--- start Text excerpt ---
# Best bow press?



## iawalleyeguy (Aug 10, 2009)

What is the best press out today to press ALL bows?


----------



## NMP (Aug 6, 2003)

You will get several different answers on this. There are actually a few really versitile ones out there but none of these are cheap. Do plenty of homework before the purchase. There are 4 that I will recommend anyone taking a look at. HTM, Sureloc, Last Chance and the E.L.P., in no certain order of course :wink: Everyones needs and preferences differ.


----------



## iawalleyeguy (Aug 10, 2009)

anything from apple?


----------



## TMan51 (Jan 25, 2004)

iawalleyeguy said:


> anything from apple?


Apple makes *fairly* decent stuff, and I have a couple of their presses. My E model is a good ten+ years old, and has seen a fair amount of use over that time. My Edge has been modified with a turnbuckle to allow limb/rigging swaps, and is fine for home use, or just putting a twist in a cable or string. It's not a high volume shop tool. For the cost, they are OK.

That said, when it comes to presses, you get what you pay for. It's as simple as what's in your wallet.

If I hit the lottery tonite, I'll send the folks at EZ press a check.


----------



## watermedic23 (Aug 23, 2006)

I really like my Power Press. That has turned out to be the best investment I have made in a long time. Literally seconds to press my x forces or money makers. 

Also no need to readjust for different bows.


----------



## blueglide1 (Jun 29, 2006)

I like sootballs linear press.Fingers are first rate and he also has a draw board attachment.


----------



## johnh1720 (Apr 10, 2009)

Check out the Bow-A-Constrictor by Buckeyearcherysolutions.com.Great workmanship and also has an optional on board drawing machine.


----------



## Neuralgia (Mar 25, 2008)

From AT'ers, the ones I really like are:

1. yet2big's Caution Bar Press, which will be produced again next year
2. sootball's press
3. Omni Straightline Press


----------



## ken Johnson (Apr 5, 2007)

*Nite Hawk Press*

No matter how you look at it the Nite Hawk press is the best. It presses all bows and is recomended by Mathews. 

The great thing it is portable. Which means you will never get into a bind needing a press.

Go to www.nitehawkarchery.com and watch the videos.

Take care and buy smart.


----------



## fletched (May 10, 2006)

watermedic23 said:


> I really like my Power Press. That has turned out to be the best investment I have made in a long time. Literally seconds to press my x forces or money makers.
> 
> Also no need to readjust for different bows.


I second the power press.


----------



## Ray.Klefstad (Oct 7, 2006)

ken Johnson said:


> No matter how you look at it the Nite Hawk press is the best.


You have got to be kidding. I'd never get any of my real bow work done if I had to use that thing. It is just too slow. And not easy to put on and off the bow which is necessary for most in-the-shop bow work.
--- end Text excerpt ---
Exercise task a: Write out the portion of the bow press thread that begins with the words "## TMan51 (Jan" and ends with "in your wallet.".
These entries are unrelated to the bow press thread.
--- start Data shown ---
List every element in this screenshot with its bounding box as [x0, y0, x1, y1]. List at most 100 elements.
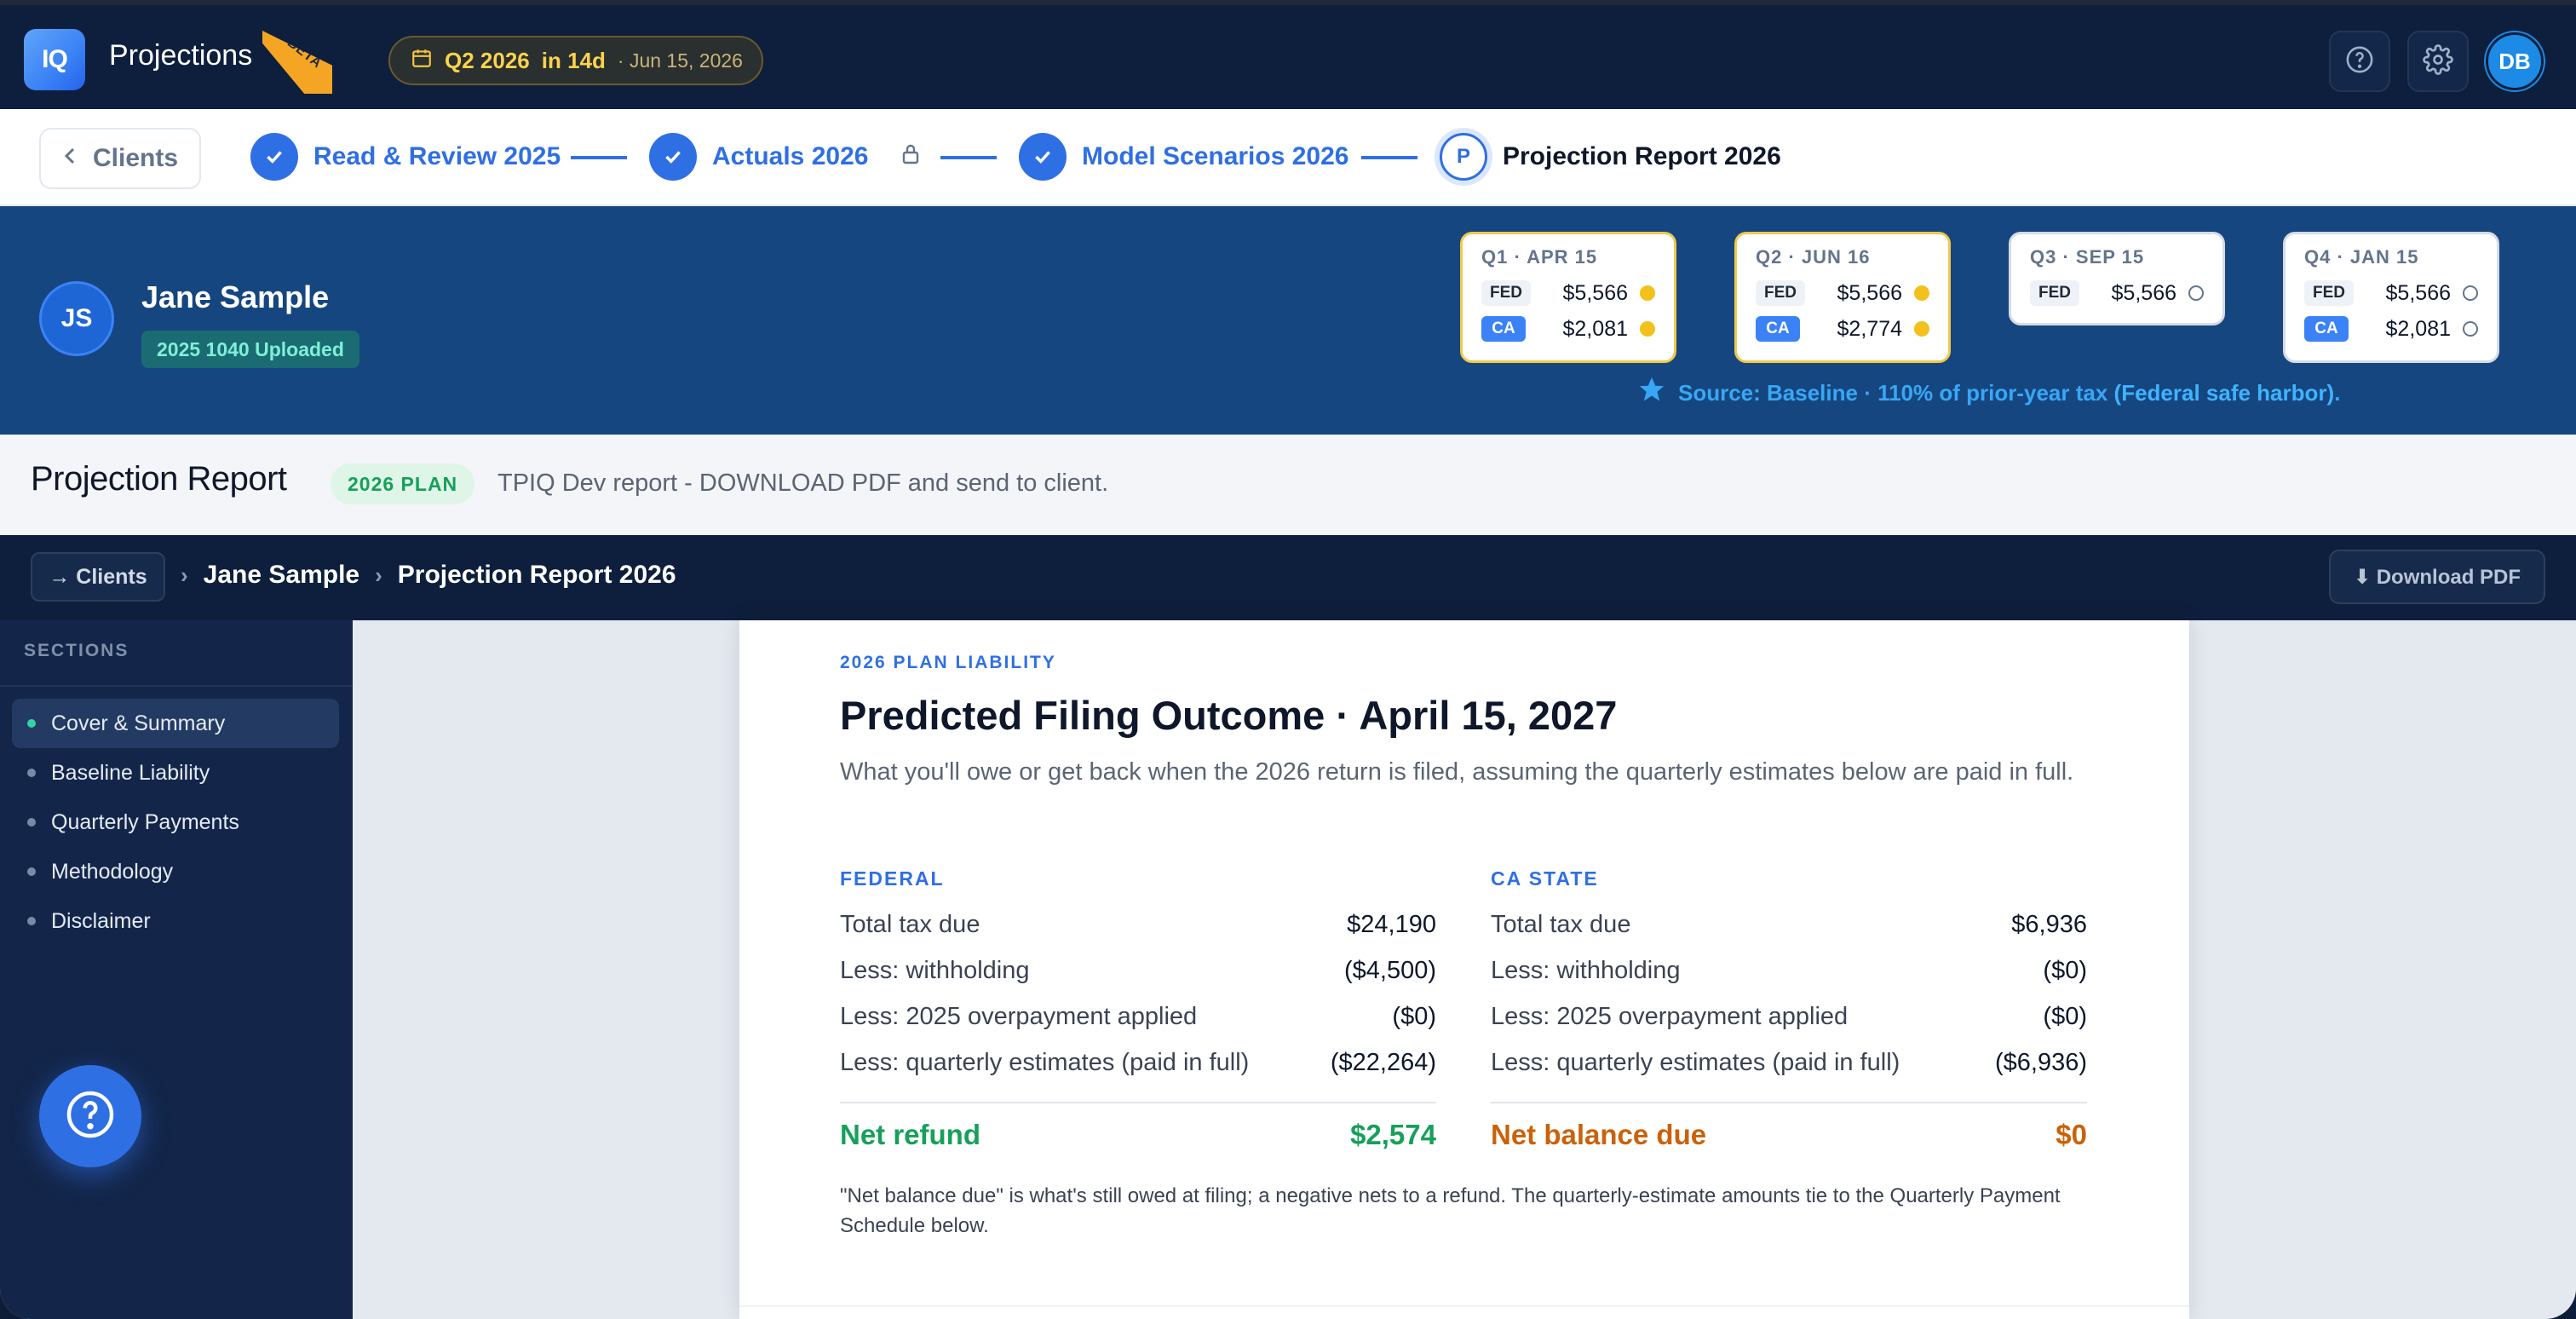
- bullet-icon: [27, 867, 36, 876]
- page-title: Projection Report: [31, 460, 287, 498]
- source-emphasis: (Federal safe harbor): [2113, 380, 2335, 406]
- quarter-header: Q4 · JAN 15: [2304, 246, 2419, 268]
- breadcrumb-separator: ›: [181, 562, 188, 588]
- app-logo[interactable]: IQ: [24, 29, 85, 90]
- step-model-scenarios[interactable]: Model Scenarios 2026: [1019, 133, 1348, 181]
- quarter-label: Q2 2026: [445, 47, 530, 73]
- breadcrumb-separator: ›: [375, 562, 382, 588]
- workflow-stepper: Clients Read & Review 2025 Actuals 2026 …: [0, 109, 2576, 206]
- row-value: ($4,500): [1343, 957, 1436, 984]
- sidebar-header: SECTIONS: [24, 641, 129, 660]
- fed-tag: FED: [2304, 280, 2354, 306]
- settings-button[interactable]: [2407, 31, 2469, 92]
- paid-status-dot: [1640, 285, 1655, 301]
- check-icon: [1019, 133, 1067, 181]
- fed-payment-row: FED $5,566: [1481, 275, 1655, 311]
- app-title: Projections: [109, 39, 253, 72]
- ca-tag: CA: [2304, 316, 2349, 342]
- open-status-dot: [2463, 321, 2478, 337]
- back-label: Clients: [92, 144, 179, 172]
- outcome-description: What you'll owe or get back when the 202…: [840, 758, 2074, 786]
- row-value: ($6,936): [1994, 1049, 2087, 1076]
- table-row: Less: 2025 overpayment applied ($0): [840, 1003, 1436, 1049]
- table-row: Total tax due $24,190: [840, 911, 1436, 957]
- quarter-header: Q1 · APR 15: [1481, 246, 1598, 268]
- app-window: IQ Projections BETA Q2 2026 in 14d · Jun…: [0, 0, 2576, 1319]
- quarter-card-q4[interactable]: Q4 · JAN 15 FED $5,566 CA $2,081: [2283, 232, 2499, 363]
- fed-payment-row: FED $5,566: [2030, 275, 2204, 311]
- row-label: Less: 2025 overpayment applied: [1491, 1003, 1849, 1030]
- bullet-icon: [27, 719, 36, 728]
- quarter-card-q2[interactable]: Q2 · JUN 16 FED $5,566 CA $2,774: [1734, 232, 1951, 363]
- client-name: Jane Sample: [141, 279, 330, 314]
- table-row: Less: quarterly estimates (paid in full)…: [840, 1049, 1436, 1095]
- current-step-marker: P: [1440, 133, 1487, 181]
- net-label: Net refund: [840, 1119, 980, 1150]
- fed-amount: $5,566: [2111, 280, 2176, 305]
- lock-icon: [900, 143, 921, 171]
- ca-payment-row: CA $2,081: [2304, 311, 2478, 347]
- table-row: Less: 2025 overpayment applied ($0): [1491, 1003, 2087, 1049]
- table-row: Less: quarterly estimates (paid in full)…: [1491, 1049, 2087, 1095]
- step-connector: [940, 156, 997, 159]
- bullet-icon: [27, 769, 36, 777]
- step-label: Projection Report 2026: [1503, 142, 1781, 170]
- quarter-date: · Jun 15, 2026: [617, 49, 743, 72]
- ca-amount: $2,081: [1562, 316, 1628, 341]
- ca-amount: $2,774: [1837, 316, 1902, 341]
- breadcrumb-client[interactable]: Jane Sample: [204, 561, 359, 590]
- step-label: Read & Review 2025: [313, 142, 561, 170]
- row-label: Less: withholding: [840, 957, 1030, 984]
- sidebar-item-disclaimer[interactable]: Disclaimer: [12, 896, 339, 946]
- fed-amount: $5,566: [2385, 280, 2451, 305]
- check-icon: [250, 133, 298, 181]
- quarter-header: Q3 · SEP 15: [2030, 246, 2145, 268]
- quarter-header: Q2 · JUN 16: [1756, 246, 1871, 268]
- step-projection-report[interactable]: P Projection Report 2026: [1440, 133, 1781, 181]
- sidebar-item-quarterly-payments[interactable]: Quarterly Payments: [12, 798, 339, 847]
- fed-tag: FED: [2030, 280, 2079, 306]
- ca-tag: CA: [1481, 316, 1526, 342]
- step-actuals[interactable]: Actuals 2026: [649, 133, 921, 181]
- federal-net-row: Net refund $2,574: [840, 1119, 1436, 1151]
- sidebar-item-methodology[interactable]: Methodology: [12, 847, 339, 896]
- quarter-card-q1[interactable]: Q1 · APR 15 FED $5,566 CA $2,081: [1460, 232, 1676, 363]
- step-read-review[interactable]: Read & Review 2025: [250, 133, 561, 181]
- calendar-icon: [411, 47, 433, 75]
- estimate-source-note: Source: Baseline · 110% of prior-year ta…: [1637, 375, 2340, 412]
- sidebar-item-baseline-liability[interactable]: Baseline Liability: [12, 748, 339, 798]
- help-button[interactable]: [2329, 31, 2390, 92]
- user-avatar[interactable]: DB: [2486, 32, 2544, 90]
- step-connector: [571, 156, 627, 159]
- net-value: $0: [2056, 1119, 2087, 1150]
- back-to-clients-button[interactable]: Clients: [39, 128, 201, 189]
- divider: [840, 1102, 1436, 1103]
- ca-payment-row: CA $2,774: [1756, 311, 1929, 347]
- fed-tag: FED: [1481, 280, 1531, 306]
- row-label: Less: quarterly estimates (paid in full): [840, 1049, 1250, 1076]
- row-label: Less: 2025 overpayment applied: [840, 1003, 1198, 1030]
- help-fab-button[interactable]: [39, 1065, 141, 1167]
- upload-status-badge: 2025 1040 Uploaded: [141, 331, 359, 368]
- sidebar-item-cover-summary[interactable]: Cover & Summary: [12, 699, 339, 748]
- ca-amount: $2,081: [2385, 316, 2451, 341]
- quarter-card-q3[interactable]: Q3 · SEP 15 FED $5,566: [2009, 232, 2225, 325]
- row-label: Total tax due: [840, 911, 980, 938]
- outcome-footnote: "Net balance due" is what's still owed a…: [840, 1184, 2061, 1237]
- current-quarter-pill[interactable]: Q2 2026 in 14d · Jun 15, 2026: [388, 36, 763, 85]
- row-label: Less: withholding: [1491, 957, 1681, 984]
- federal-column: FEDERAL Total tax due $24,190 Less: withh…: [840, 867, 1436, 1151]
- net-value: $2,574: [1350, 1119, 1436, 1150]
- row-value: $24,190: [1347, 911, 1436, 938]
- section-eyebrow: 2026 PLAN LIABILITY: [840, 653, 1056, 672]
- report-description: TPIQ Dev report - DOWNLOAD PDF and send …: [497, 469, 1109, 497]
- clients-nav-button[interactable]: → Clients: [31, 552, 165, 602]
- row-label: Less: quarterly estimates (paid in full): [1491, 1049, 1900, 1076]
- table-row: Less: withholding ($4,500): [840, 957, 1436, 1003]
- row-value: ($22,264): [1330, 1049, 1436, 1076]
- open-status-dot: [2188, 285, 2204, 301]
- federal-header: FEDERAL: [840, 867, 945, 890]
- row-value: ($0): [2043, 957, 2087, 984]
- state-column: CA STATE Total tax due $6,936 Less: withh…: [1491, 867, 2087, 1151]
- download-pdf-button[interactable]: ⬇ Download PDF: [2329, 550, 2545, 604]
--- end Data shown ---
Exercise task b: How many lines of the entries contain the string "check", matching case? Reply with the number only.

Exercise answer a:
## TMan51 (Jan 25, 2004)

iawalleyeguy said:


> anything from apple?


Apple makes *fairly* decent stuff, and I have a couple of their presses. My E model is a good ten+ years old, and has seen a fair amount of use over that time. My Edge has been modified with a turnbuckle to allow limb/rigging swaps, and is fine for home use, or just putting a twist in a cable or string. It's not a high volume shop tool. For the cost, they are OK.

That said, when it comes to presses, you get what you pay for. It's as simple as what's in your wallet.

Exercise answer b: 2